-- START MATERIALS PROVIDED --
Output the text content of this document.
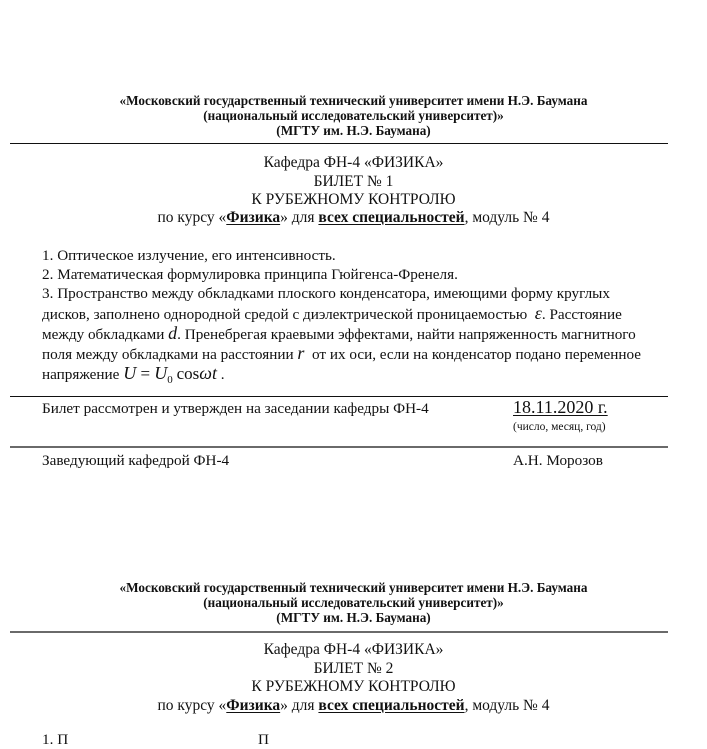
«Московский государственный технический университет имени Н.Э. Баумана
(национальный исследовательский университет)»
(МГТУ им. Н.Э. Баумана)
Кафедра ФН-4 «ФИЗИКА»
БИЛЕТ № 1
К РУБЕЖНОМУ КОНТРОЛЮ
по курсу «Физика» для всех специальностей, модуль № 4
1. Оптическое излучение, его интенсивность.
2. Математическая формулировка принципа Гюйгенса-Френеля.
3. Пространство между обкладками плоского конденсатора, имеющими форму круглых
дисков, заполнено однородной средой с диэлектрической проницаемостью ε. Расстояние
между обкладками d. Пренебрегая краевыми эффектами, найти напряженность магнитного
поля между обкладками на расстоянии r от их оси, если на конденсатор подано переменное
напряжение $U = U_0$ cosωt .
Билет рассмотрен и утвержден на заседании кафедры ФН-4	18.11.2020 г.
(число, месяц, год)
Заведующий кафедрой ФН-4	А.Н. Морозов
«Московский государственный технический университет имени Н.Э. Баумана
(национальный исследовательский университет)»
(МГТУ им. Н.Э. Баумана)
Кафедра ФН-4 «ФИЗИКА»
БИЛЕТ № 2
К РУБЕЖНОМУ КОНТРОЛЮ
по курсу «Физика» для всех специальностей, модуль № 4
1. П                                                  П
-- END MATERIALS PROVIDED --
• [TASK DETAILS] Transcribe every entry above exactly. Omit all pictures.

• [THE ANSWER]
Output the text content of this document.
«Московский государственный технический университет имени Н.Э. Баумана
(национальный исследовательский университет)»
(МГТУ им. Н.Э. Баумана)
Кафедра ФН-4 «ФИЗИКА»
БИЛЕТ № 1
К РУБЕЖНОМУ КОНТРОЛЮ
по курсу «Физика» для всех специальностей, модуль № 4
1. Оптическое излучение, его интенсивность.
2. Математическая формулировка принципа Гюйгенса-Френеля.
3. Пространство между обкладками плоского конденсатора, имеющими форму круглых
дисков, заполнено однородной средой с диэлектрической проницаемостью ε. Расстояние
между обкладками d. Пренебрегая краевыми эффектами, найти напряженность магнитного
поля между обкладками на расстоянии r от их оси, если на конденсатор подано переменное
напряжение $U = U_0$ cosωt .
Билет рассмотрен и утвержден на заседании кафедры ФН-4	18.11.2020 г.
(число, месяц, год)
Заведующий кафедрой ФН-4	А.Н. Морозов
«Московский государственный технический университет имени Н.Э. Баумана
(национальный исследовательский университет)»
(МГТУ им. Н.Э. Баумана)
Кафедра ФН-4 «ФИЗИКА»
БИЛЕТ № 2
К РУБЕЖНОМУ КОНТРОЛЮ
по курсу «Физика» для всех специальностей, модуль № 4
1. П                                                  П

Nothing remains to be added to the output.